+++ Exercise data

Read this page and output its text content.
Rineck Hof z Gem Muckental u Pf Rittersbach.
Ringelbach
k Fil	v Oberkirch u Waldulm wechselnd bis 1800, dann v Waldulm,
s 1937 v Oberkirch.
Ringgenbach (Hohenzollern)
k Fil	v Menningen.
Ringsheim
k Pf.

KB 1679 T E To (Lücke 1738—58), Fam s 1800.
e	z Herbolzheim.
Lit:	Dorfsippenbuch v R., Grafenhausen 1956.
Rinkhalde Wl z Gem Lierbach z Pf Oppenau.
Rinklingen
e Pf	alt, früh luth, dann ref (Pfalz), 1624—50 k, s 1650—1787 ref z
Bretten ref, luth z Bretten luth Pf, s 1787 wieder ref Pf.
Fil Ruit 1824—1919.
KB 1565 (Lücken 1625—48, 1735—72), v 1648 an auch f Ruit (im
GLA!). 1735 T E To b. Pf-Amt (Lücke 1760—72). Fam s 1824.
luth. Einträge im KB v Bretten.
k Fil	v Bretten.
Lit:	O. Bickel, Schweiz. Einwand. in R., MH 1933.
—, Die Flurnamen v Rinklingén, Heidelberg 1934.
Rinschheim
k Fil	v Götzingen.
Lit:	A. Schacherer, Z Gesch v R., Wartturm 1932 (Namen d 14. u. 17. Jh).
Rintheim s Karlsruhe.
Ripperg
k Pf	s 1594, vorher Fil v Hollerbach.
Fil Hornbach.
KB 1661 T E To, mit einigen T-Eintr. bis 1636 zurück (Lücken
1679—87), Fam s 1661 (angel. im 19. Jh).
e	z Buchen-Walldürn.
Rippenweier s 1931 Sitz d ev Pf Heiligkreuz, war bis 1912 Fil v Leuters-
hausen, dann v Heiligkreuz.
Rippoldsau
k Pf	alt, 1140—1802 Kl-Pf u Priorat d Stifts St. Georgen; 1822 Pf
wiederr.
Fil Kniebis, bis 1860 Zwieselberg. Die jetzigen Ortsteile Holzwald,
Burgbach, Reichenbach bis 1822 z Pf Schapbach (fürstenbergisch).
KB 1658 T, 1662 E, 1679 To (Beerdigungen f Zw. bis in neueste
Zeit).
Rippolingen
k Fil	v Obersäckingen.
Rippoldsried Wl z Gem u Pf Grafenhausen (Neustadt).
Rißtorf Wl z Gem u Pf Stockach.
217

++++++

> [What to do]:
Only lines with the string "Grafenhausen" belong in your answer; copy each one.

> [Solution to this exercise]:
Lit:	Dorfsippenbuch v R., Grafenhausen 1956.
Rippoldsried Wl z Gem u Pf Grafenhausen (Neustadt).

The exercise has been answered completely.